**What the task asks:**
Filter the listing and keep only the lines with the word "JSON".

===============

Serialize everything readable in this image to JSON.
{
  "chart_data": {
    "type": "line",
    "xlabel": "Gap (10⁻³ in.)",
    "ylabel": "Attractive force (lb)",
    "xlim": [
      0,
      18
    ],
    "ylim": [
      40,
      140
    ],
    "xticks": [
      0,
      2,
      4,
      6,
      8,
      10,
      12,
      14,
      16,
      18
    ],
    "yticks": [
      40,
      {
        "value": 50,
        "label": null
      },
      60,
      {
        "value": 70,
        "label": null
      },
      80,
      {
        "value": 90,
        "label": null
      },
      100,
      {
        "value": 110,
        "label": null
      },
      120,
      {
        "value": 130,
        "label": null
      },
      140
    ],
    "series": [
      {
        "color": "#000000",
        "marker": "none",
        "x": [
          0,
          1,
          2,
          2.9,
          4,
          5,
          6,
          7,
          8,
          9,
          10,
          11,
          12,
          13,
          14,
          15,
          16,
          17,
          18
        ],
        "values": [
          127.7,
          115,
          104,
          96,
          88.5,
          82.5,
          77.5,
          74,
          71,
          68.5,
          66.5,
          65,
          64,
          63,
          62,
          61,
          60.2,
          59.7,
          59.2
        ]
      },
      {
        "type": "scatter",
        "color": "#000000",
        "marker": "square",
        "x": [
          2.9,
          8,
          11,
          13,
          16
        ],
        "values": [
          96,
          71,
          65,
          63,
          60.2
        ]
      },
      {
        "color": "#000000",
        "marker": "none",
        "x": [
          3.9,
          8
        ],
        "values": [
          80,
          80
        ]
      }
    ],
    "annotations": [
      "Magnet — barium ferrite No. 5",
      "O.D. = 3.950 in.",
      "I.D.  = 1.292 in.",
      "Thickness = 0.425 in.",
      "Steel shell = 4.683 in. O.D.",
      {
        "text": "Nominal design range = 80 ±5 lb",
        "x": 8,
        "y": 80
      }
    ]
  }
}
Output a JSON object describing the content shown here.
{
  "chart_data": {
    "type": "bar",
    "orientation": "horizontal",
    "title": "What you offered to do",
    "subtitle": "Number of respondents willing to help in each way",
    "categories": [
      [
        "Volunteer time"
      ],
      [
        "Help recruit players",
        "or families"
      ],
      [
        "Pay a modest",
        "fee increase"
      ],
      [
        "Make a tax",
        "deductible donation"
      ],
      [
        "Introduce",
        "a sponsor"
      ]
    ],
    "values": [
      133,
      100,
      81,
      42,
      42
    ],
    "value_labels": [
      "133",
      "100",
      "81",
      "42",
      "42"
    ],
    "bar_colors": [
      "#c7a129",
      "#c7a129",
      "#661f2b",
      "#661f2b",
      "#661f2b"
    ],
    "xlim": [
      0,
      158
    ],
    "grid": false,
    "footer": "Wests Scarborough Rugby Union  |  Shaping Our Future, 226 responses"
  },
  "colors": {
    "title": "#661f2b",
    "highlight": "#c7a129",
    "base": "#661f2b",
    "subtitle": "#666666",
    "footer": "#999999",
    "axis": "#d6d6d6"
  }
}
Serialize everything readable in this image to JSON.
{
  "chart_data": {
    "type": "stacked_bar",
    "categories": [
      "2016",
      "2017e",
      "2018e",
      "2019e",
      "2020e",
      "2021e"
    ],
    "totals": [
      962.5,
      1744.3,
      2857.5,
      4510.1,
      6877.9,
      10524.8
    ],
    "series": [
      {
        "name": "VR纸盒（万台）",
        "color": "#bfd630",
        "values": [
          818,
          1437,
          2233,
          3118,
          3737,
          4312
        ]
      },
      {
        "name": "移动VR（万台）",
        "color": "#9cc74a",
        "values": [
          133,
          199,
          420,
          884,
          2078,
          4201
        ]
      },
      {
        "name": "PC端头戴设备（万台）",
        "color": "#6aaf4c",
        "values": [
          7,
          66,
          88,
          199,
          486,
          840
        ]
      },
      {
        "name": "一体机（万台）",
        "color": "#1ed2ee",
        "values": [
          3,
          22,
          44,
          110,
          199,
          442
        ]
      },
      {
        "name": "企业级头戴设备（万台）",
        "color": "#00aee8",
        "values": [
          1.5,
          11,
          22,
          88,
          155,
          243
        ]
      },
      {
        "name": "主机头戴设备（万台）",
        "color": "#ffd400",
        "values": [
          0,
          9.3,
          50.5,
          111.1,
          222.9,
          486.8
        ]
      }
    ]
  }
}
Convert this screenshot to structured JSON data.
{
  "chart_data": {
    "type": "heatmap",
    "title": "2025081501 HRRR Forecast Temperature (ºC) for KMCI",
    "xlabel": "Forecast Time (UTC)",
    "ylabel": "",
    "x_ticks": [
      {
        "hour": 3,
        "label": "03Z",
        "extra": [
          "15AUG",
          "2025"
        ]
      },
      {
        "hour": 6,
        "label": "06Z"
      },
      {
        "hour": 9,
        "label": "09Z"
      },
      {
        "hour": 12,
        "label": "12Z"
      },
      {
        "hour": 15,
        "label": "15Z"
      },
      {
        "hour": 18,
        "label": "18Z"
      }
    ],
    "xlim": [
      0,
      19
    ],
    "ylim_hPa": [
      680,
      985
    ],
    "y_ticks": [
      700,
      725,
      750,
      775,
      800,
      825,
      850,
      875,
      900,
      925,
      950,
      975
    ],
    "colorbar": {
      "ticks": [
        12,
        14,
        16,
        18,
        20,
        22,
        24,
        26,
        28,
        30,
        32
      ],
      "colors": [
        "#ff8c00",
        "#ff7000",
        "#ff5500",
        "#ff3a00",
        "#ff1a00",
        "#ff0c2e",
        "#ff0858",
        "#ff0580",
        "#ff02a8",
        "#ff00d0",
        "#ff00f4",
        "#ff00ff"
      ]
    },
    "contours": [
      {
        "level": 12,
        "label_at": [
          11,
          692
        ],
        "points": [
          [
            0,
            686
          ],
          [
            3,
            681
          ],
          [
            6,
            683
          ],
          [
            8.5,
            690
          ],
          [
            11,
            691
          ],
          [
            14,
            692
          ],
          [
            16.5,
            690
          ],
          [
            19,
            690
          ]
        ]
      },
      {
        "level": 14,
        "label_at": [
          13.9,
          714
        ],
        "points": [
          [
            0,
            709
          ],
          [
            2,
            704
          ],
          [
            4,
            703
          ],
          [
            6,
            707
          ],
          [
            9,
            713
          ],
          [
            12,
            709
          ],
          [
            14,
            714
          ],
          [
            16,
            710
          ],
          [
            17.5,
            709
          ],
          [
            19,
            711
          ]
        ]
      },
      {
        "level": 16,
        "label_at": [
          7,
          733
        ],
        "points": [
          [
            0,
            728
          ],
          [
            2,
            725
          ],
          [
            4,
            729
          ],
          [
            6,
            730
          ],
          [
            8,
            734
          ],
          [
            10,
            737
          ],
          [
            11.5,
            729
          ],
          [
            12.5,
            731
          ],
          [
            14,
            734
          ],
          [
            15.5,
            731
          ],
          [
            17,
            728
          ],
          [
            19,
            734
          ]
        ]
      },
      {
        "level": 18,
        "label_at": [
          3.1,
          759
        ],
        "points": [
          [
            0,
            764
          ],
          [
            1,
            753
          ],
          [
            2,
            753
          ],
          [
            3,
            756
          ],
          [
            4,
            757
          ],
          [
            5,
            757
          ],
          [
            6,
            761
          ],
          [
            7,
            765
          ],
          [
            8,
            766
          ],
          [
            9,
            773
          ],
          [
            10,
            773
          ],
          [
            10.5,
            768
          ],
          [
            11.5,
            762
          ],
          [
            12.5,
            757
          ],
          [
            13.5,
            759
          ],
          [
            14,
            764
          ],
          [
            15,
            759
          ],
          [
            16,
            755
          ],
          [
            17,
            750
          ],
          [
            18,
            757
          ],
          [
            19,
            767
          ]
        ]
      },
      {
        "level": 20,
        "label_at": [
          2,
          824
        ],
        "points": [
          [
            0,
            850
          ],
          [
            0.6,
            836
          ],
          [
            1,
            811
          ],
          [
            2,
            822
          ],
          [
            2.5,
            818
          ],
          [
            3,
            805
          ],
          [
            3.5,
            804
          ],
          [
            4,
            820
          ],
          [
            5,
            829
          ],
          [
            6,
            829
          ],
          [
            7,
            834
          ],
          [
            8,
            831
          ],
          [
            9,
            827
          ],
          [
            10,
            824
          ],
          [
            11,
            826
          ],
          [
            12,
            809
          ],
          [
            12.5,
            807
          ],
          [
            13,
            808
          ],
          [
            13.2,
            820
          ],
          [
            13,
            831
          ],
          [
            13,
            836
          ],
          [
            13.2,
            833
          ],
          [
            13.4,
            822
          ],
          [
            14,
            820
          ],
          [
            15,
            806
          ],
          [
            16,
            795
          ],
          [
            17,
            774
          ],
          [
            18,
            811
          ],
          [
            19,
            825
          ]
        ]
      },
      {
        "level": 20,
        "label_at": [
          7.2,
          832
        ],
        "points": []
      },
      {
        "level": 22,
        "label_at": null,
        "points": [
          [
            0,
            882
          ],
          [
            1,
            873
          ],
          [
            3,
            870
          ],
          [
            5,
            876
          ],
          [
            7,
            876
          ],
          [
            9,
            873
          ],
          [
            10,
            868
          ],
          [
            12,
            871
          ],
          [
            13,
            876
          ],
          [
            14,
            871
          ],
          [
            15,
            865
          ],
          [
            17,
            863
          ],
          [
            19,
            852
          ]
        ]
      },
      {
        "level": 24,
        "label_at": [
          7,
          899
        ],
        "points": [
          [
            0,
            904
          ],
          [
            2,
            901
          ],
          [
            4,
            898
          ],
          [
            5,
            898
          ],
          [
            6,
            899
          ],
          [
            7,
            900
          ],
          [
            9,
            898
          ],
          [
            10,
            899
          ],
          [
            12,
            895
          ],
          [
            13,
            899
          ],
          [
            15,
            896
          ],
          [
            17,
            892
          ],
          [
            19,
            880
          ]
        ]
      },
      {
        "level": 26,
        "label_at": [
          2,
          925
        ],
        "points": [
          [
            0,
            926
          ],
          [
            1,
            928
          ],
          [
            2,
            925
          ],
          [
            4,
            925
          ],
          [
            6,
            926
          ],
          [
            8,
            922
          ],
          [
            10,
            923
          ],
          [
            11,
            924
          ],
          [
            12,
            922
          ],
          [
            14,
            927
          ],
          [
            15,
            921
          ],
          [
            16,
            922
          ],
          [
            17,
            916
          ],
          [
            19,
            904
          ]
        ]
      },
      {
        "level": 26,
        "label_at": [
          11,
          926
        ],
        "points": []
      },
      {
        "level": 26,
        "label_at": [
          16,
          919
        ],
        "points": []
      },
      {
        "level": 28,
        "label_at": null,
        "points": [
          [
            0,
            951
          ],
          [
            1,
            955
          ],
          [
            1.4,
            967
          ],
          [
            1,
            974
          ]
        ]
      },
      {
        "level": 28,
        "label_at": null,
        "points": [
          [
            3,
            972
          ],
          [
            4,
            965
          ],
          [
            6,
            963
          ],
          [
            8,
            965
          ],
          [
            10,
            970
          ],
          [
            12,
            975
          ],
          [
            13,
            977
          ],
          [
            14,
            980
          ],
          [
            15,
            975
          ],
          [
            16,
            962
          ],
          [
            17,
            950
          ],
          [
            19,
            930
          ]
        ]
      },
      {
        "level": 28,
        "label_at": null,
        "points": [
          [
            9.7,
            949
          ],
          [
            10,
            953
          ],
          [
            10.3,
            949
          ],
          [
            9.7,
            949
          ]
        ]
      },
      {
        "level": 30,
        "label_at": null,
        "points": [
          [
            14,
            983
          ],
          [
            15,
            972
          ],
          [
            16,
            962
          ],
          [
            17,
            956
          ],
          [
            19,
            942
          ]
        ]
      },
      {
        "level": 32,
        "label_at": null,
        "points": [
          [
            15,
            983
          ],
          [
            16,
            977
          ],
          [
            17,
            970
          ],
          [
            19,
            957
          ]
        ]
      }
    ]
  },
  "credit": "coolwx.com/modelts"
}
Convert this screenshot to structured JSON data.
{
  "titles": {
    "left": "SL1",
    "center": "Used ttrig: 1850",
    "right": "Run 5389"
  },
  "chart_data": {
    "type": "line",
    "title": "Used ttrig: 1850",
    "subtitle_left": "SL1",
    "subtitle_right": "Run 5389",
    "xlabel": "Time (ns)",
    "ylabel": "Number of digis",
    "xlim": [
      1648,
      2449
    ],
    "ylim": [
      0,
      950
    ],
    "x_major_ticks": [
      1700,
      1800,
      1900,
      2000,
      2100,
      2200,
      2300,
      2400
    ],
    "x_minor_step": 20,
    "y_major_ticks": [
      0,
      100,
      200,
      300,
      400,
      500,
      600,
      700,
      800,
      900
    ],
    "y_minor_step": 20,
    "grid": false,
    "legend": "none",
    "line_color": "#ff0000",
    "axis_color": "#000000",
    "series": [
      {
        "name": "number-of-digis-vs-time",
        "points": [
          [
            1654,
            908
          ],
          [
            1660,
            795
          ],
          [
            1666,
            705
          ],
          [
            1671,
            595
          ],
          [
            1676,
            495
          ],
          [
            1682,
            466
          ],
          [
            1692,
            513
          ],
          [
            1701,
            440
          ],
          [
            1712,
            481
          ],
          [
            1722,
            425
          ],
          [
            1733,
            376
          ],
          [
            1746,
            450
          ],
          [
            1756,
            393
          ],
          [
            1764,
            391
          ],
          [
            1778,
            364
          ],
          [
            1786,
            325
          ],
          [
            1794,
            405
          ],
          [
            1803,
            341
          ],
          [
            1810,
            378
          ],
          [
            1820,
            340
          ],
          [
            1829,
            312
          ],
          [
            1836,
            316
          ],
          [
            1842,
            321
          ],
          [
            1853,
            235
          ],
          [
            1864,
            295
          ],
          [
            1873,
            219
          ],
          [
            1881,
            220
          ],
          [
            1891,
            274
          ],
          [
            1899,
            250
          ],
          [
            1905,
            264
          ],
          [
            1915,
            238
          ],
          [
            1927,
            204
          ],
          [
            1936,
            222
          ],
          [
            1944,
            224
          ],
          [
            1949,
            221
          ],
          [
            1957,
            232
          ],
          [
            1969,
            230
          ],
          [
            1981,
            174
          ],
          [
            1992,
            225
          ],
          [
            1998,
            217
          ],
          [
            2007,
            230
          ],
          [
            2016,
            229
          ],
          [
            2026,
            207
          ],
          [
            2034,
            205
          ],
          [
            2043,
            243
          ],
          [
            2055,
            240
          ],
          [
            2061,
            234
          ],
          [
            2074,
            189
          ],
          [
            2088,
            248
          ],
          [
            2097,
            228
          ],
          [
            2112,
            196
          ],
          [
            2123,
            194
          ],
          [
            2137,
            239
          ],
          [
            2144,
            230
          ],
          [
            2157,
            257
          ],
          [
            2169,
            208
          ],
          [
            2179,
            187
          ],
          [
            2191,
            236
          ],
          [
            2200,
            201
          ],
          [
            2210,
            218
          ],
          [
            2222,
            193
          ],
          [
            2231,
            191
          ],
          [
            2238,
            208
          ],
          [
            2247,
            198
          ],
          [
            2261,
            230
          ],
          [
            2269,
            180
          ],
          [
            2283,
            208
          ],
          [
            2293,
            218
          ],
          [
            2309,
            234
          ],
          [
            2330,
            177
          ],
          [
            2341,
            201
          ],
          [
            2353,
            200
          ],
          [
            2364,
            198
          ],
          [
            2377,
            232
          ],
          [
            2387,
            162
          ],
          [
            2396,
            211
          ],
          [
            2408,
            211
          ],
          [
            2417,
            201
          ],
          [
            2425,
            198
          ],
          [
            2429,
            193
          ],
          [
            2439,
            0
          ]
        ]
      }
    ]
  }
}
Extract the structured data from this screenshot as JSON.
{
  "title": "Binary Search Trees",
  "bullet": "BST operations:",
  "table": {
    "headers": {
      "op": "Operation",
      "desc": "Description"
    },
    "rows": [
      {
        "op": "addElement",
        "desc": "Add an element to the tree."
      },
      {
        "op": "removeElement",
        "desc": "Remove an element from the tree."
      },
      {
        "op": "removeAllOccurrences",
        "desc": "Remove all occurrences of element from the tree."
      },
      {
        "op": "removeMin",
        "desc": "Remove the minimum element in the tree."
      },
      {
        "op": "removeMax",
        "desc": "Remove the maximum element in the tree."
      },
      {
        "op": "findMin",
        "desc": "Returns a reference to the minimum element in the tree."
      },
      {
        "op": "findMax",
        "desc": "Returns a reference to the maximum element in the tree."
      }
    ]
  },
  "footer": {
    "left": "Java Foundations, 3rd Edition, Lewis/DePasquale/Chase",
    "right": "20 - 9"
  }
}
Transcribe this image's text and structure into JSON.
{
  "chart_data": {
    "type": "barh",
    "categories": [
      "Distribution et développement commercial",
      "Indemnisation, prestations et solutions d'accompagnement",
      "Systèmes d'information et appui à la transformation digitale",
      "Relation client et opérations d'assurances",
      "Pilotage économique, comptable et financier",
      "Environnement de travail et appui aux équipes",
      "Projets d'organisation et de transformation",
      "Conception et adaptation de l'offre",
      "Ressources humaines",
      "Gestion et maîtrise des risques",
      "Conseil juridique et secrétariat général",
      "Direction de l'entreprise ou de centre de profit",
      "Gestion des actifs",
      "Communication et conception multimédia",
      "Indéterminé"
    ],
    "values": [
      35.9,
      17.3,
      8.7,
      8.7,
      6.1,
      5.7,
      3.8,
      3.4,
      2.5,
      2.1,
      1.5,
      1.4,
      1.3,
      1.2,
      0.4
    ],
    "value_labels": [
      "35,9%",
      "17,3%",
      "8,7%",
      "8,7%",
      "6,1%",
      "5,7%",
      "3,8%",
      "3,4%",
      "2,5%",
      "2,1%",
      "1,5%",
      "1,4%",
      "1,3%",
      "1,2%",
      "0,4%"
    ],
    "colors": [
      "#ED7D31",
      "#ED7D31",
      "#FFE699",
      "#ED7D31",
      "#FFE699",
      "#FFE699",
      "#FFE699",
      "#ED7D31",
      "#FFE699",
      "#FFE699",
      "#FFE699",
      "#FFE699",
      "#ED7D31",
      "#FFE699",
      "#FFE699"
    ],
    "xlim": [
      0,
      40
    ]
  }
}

===============

**Problem solution:**
Serialize everything readable in this image to JSON.
Output a JSON object describing the content shown here.
Serialize everything readable in this image to JSON.
Convert this screenshot to structured JSON data.
Convert this screenshot to structured JSON data.
Extract the structured data from this screenshot as JSON.
Transcribe this image's text and structure into JSON.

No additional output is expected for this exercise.